◆ **Problem requirements**
Without the pictures, can you quote each line below exactly?

#### Records for this exercise ####

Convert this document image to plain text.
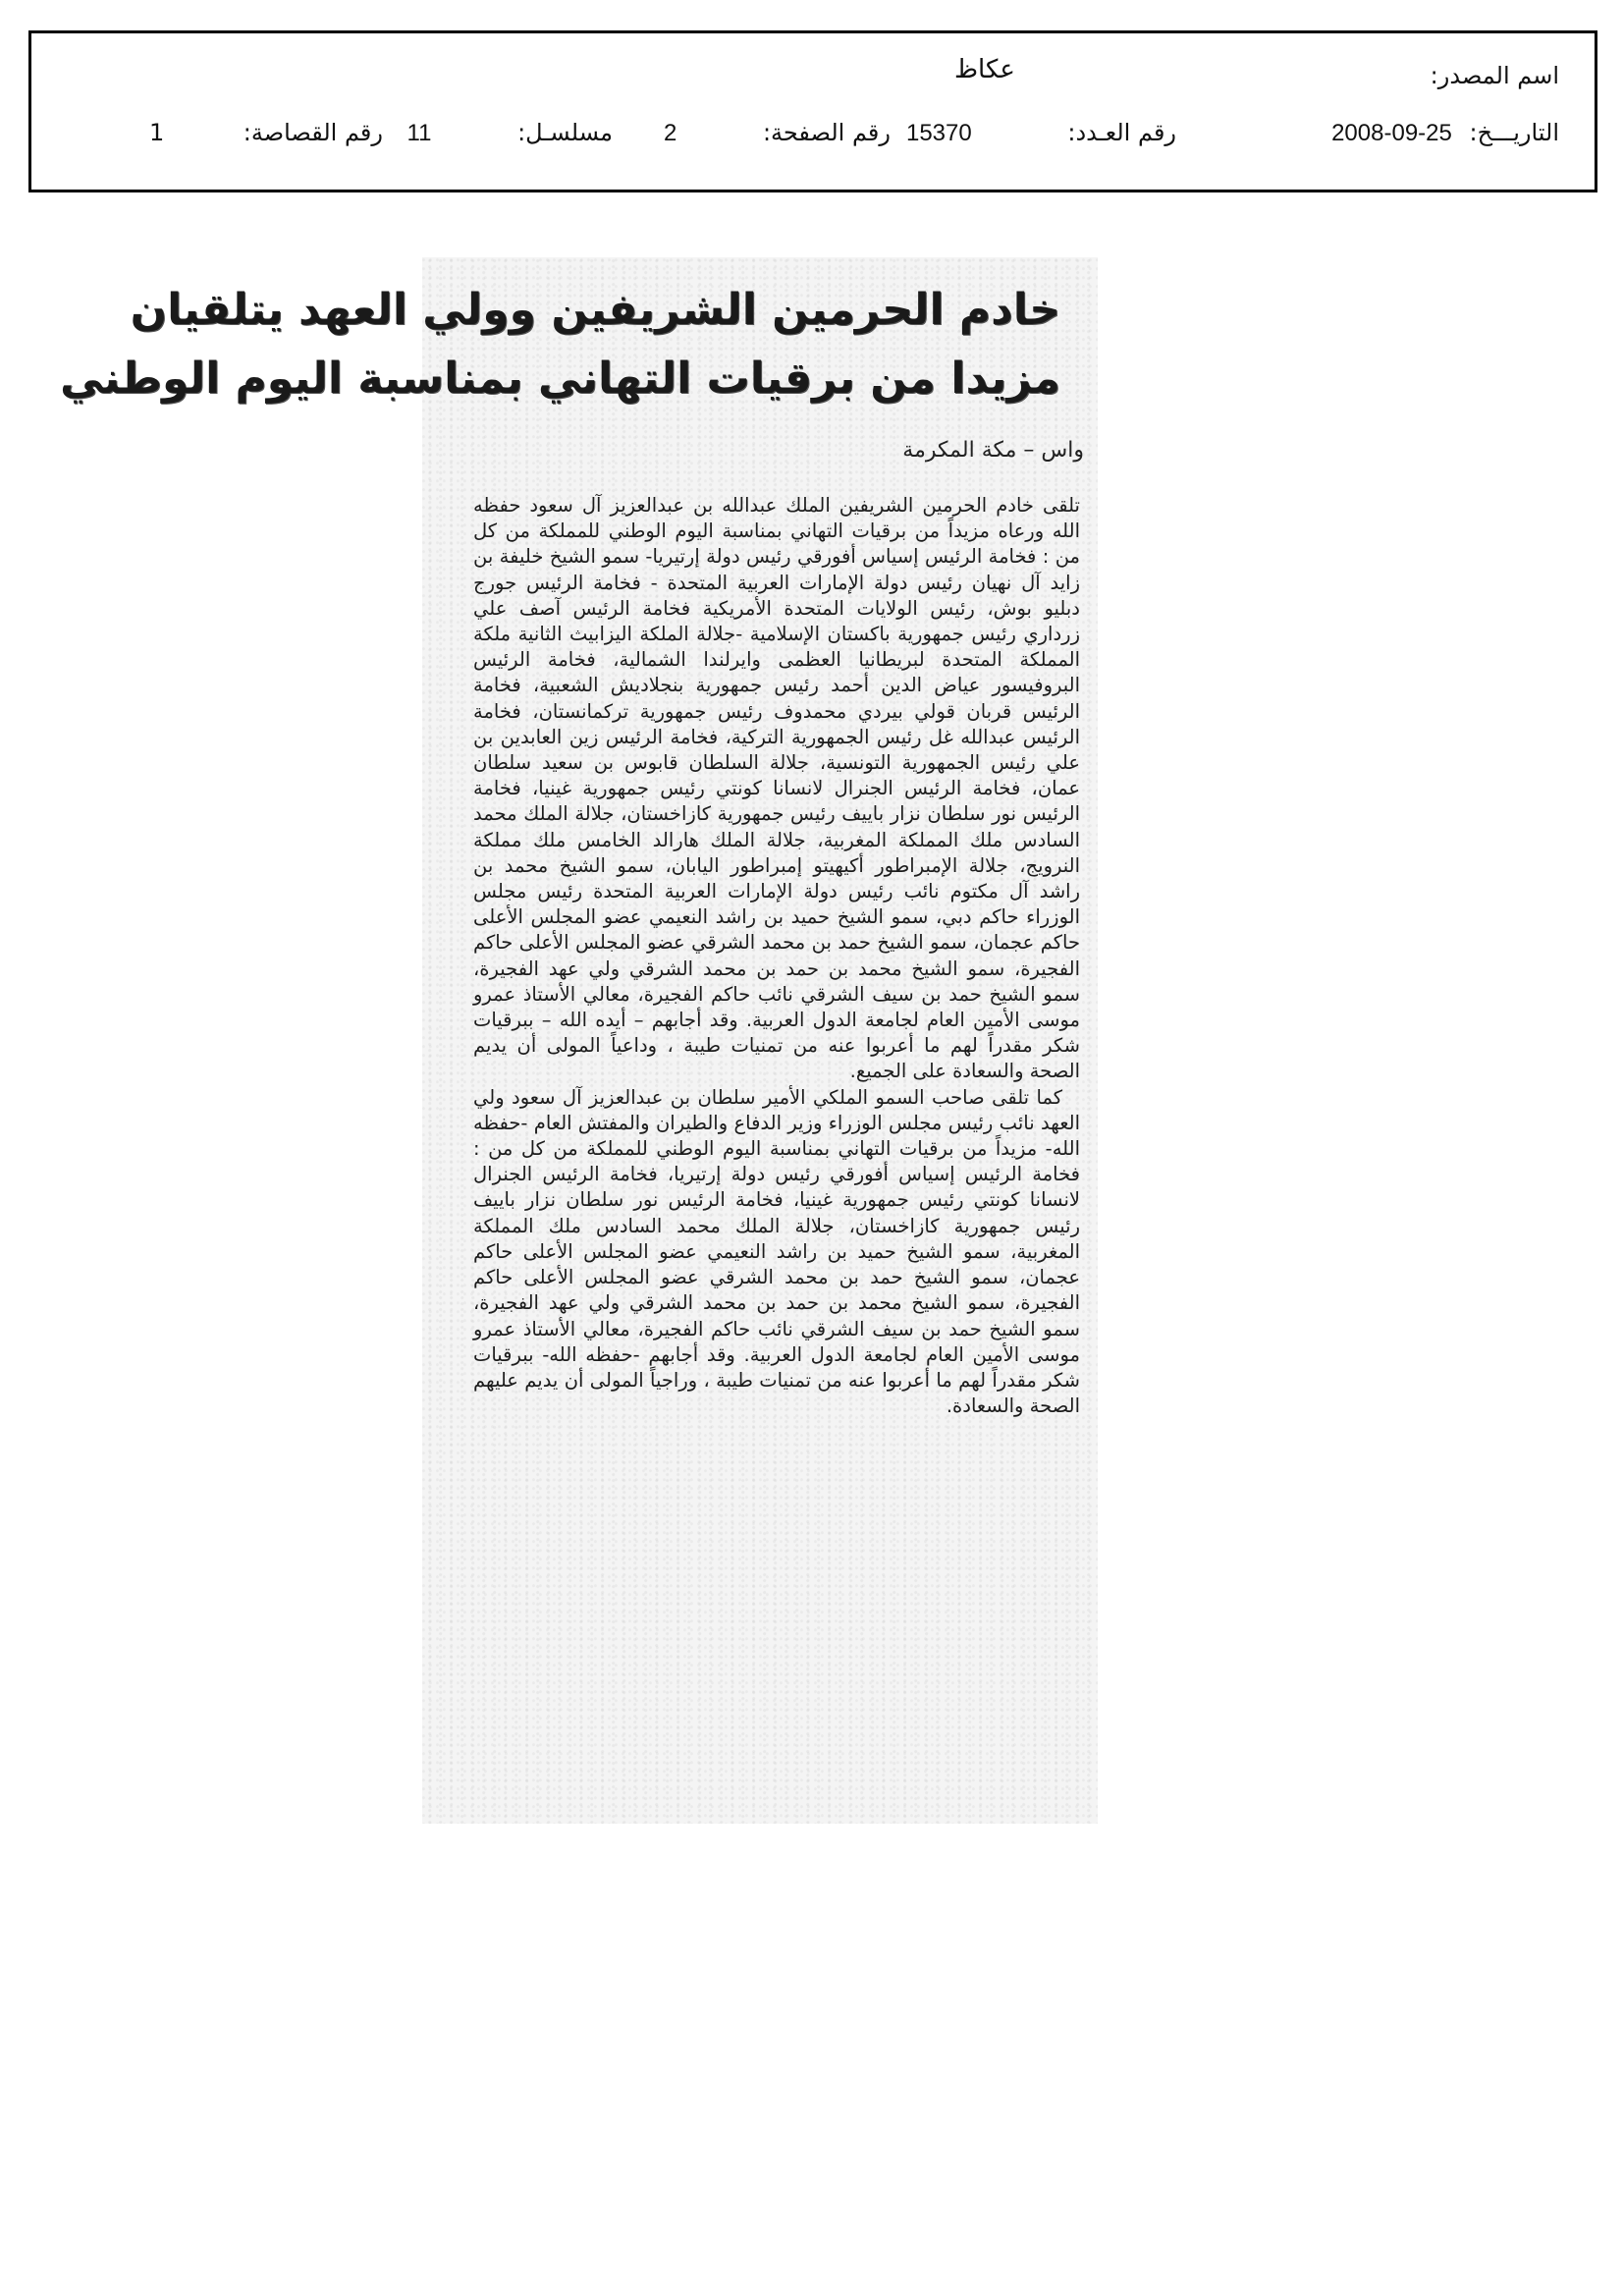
اسم المصدر:
عكاظ
التاريـــخ: 25-09-2008
رقم العـدد: 15370
رقم الصفحة: 2
مسلسـل: 11
رقم القصاصة:
1
خادم الحرمين الشريفين وولي العهد يتلقيان
مزيدا من برقيات التهاني بمناسبة اليوم الوطني
واس – مكة المكرمة

تلقى خادم الحرمين الشريفين الملك عبدالله بن عبدالعزيز آل سعود حفظه الله ورعاه مزيداً من برقيات التهاني بمناسبة اليوم الوطني للمملكة من كل من : فخامة الرئيس إسياس أفورقي رئيس دولة إرتيريا- سمو الشيخ خليفة بن زايد آل نهيان رئيس دولة الإمارات العربية المتحدة - فخامة الرئيس جورج دبليو بوش، رئيس الولايات المتحدة الأمريكية فخامة الرئيس آصف علي زرداري رئيس جمهورية باكستان الإسلامية -جلالة الملكة اليزابيث الثانية ملكة المملكة المتحدة لبريطانيا العظمى وايرلندا الشمالية، فخامة الرئيس البروفيسور عياض الدين أحمد رئيس جمهورية بنجلاديش الشعبية، فخامة الرئيس قربان قولي بيردي محمدوف رئيس جمهورية تركمانستان، فخامة الرئيس عبدالله غل رئيس الجمهورية التركية، فخامة الرئيس زين العابدين بن علي رئيس الجمهورية التونسية، جلالة السلطان قابوس بن سعيد سلطان عمان، فخامة الرئيس الجنرال لانسانا كونتي رئيس جمهورية غينيا، فخامة الرئيس نور سلطان نزار باييف رئيس جمهورية كازاخستان، جلالة الملك محمد السادس ملك المملكة المغربية، جلالة الملك هارالد الخامس ملك مملكة النرويج، جلالة الإمبراطور أكيهيتو إمبراطور اليابان، سمو الشيخ محمد بن راشد آل مكتوم نائب رئيس دولة الإمارات العربية المتحدة رئيس مجلس الوزراء حاكم دبي، سمو الشيخ حميد بن راشد النعيمي عضو المجلس الأعلى حاكم عجمان، سمو الشيخ حمد بن محمد الشرقي عضو المجلس الأعلى حاكم الفجيرة، سمو الشيخ محمد بن حمد بن محمد الشرقي ولي عهد الفجيرة، سمو الشيخ حمد بن سيف الشرقي نائب حاكم الفجيرة، معالي الأستاذ عمرو موسى الأمين العام لجامعة الدول العربية. وقد أجابهم – أيده الله – ببرقيات شكر مقدراً لهم ما أعربوا عنه من تمنيات طيبة ، وداعياً المولى أن يديم الصحة والسعادة على الجميع.

كما تلقى صاحب السمو الملكي الأمير سلطان بن عبدالعزيز آل سعود ولي العهد نائب رئيس مجلس الوزراء وزير الدفاع والطيران والمفتش العام -حفظه الله- مزيداً من برقيات التهاني بمناسبة اليوم الوطني للمملكة من كل من : فخامة الرئيس إسياس أفورقي رئيس دولة إرتيريا، فخامة الرئيس الجنرال لانسانا كونتي رئيس جمهورية غينيا، فخامة الرئيس نور سلطان نزار باييف رئيس جمهورية كازاخستان، جلالة الملك محمد السادس ملك المملكة المغربية، سمو الشيخ حميد بن راشد النعيمي عضو المجلس الأعلى حاكم عجمان، سمو الشيخ حمد بن محمد الشرقي عضو المجلس الأعلى حاكم الفجيرة، سمو الشيخ محمد بن حمد بن محمد الشرقي ولي عهد الفجيرة، سمو الشيخ حمد بن سيف الشرقي نائب حاكم الفجيرة، معالي الأستاذ عمرو موسى الأمين العام لجامعة الدول العربية. وقد أجابهم -حفظه الله- ببرقيات شكر مقدراً لهم ما أعربوا عنه من تمنيات طيبة ، وراجياً المولى أن يديم عليهم الصحة والسعادة.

####

◆ **Final result**
Convert this document image to plain text.
اسم المصدر:
عكاظ
التاريـــخ: 25-09-2008
رقم العـدد: 15370
رقم الصفحة: 2
مسلسـل: 11
رقم القصاصة:
1
خادم الحرمين الشريفين وولي العهد يتلقيان
مزيدا من برقيات التهاني بمناسبة اليوم الوطني
واس – مكة المكرمة

تلقى خادم الحرمين الشريفين الملك عبدالله بن عبدالعزيز آل سعود حفظه الله ورعاه مزيداً من برقيات التهاني بمناسبة اليوم الوطني للمملكة من كل من : فخامة الرئيس إسياس أفورقي رئيس دولة إرتيريا- سمو الشيخ خليفة بن زايد آل نهيان رئيس دولة الإمارات العربية المتحدة - فخامة الرئيس جورج دبليو بوش، رئيس الولايات المتحدة الأمريكية فخامة الرئيس آصف علي زرداري رئيس جمهورية باكستان الإسلامية -جلالة الملكة اليزابيث الثانية ملكة المملكة المتحدة لبريطانيا العظمى وايرلندا الشمالية، فخامة الرئيس البروفيسور عياض الدين أحمد رئيس جمهورية بنجلاديش الشعبية، فخامة الرئيس قربان قولي بيردي محمدوف رئيس جمهورية تركمانستان، فخامة الرئيس عبدالله غل رئيس الجمهورية التركية، فخامة الرئيس زين العابدين بن علي رئيس الجمهورية التونسية، جلالة السلطان قابوس بن سعيد سلطان عمان، فخامة الرئيس الجنرال لانسانا كونتي رئيس جمهورية غينيا، فخامة الرئيس نور سلطان نزار باييف رئيس جمهورية كازاخستان، جلالة الملك محمد السادس ملك المملكة المغربية، جلالة الملك هارالد الخامس ملك مملكة النرويج، جلالة الإمبراطور أكيهيتو إمبراطور اليابان، سمو الشيخ محمد بن راشد آل مكتوم نائب رئيس دولة الإمارات العربية المتحدة رئيس مجلس الوزراء حاكم دبي، سمو الشيخ حميد بن راشد النعيمي عضو المجلس الأعلى حاكم عجمان، سمو الشيخ حمد بن محمد الشرقي عضو المجلس الأعلى حاكم الفجيرة، سمو الشيخ محمد بن حمد بن محمد الشرقي ولي عهد الفجيرة، سمو الشيخ حمد بن سيف الشرقي نائب حاكم الفجيرة، معالي الأستاذ عمرو موسى الأمين العام لجامعة الدول العربية. وقد أجابهم – أيده الله – ببرقيات شكر مقدراً لهم ما أعربوا عنه من تمنيات طيبة ، وداعياً المولى أن يديم الصحة والسعادة على الجميع.

كما تلقى صاحب السمو الملكي الأمير سلطان بن عبدالعزيز آل سعود ولي العهد نائب رئيس مجلس الوزراء وزير الدفاع والطيران والمفتش العام -حفظه الله- مزيداً من برقيات التهاني بمناسبة اليوم الوطني للمملكة من كل من : فخامة الرئيس إسياس أفورقي رئيس دولة إرتيريا، فخامة الرئيس الجنرال لانسانا كونتي رئيس جمهورية غينيا، فخامة الرئيس نور سلطان نزار باييف رئيس جمهورية كازاخستان، جلالة الملك محمد السادس ملك المملكة المغربية، سمو الشيخ حميد بن راشد النعيمي عضو المجلس الأعلى حاكم عجمان، سمو الشيخ حمد بن محمد الشرقي عضو المجلس الأعلى حاكم الفجيرة، سمو الشيخ محمد بن حمد بن محمد الشرقي ولي عهد الفجيرة، سمو الشيخ حمد بن سيف الشرقي نائب حاكم الفجيرة، معالي الأستاذ عمرو موسى الأمين العام لجامعة الدول العربية. وقد أجابهم -حفظه الله- ببرقيات شكر مقدراً لهم ما أعربوا عنه من تمنيات طيبة ، وراجياً المولى أن يديم عليهم الصحة والسعادة.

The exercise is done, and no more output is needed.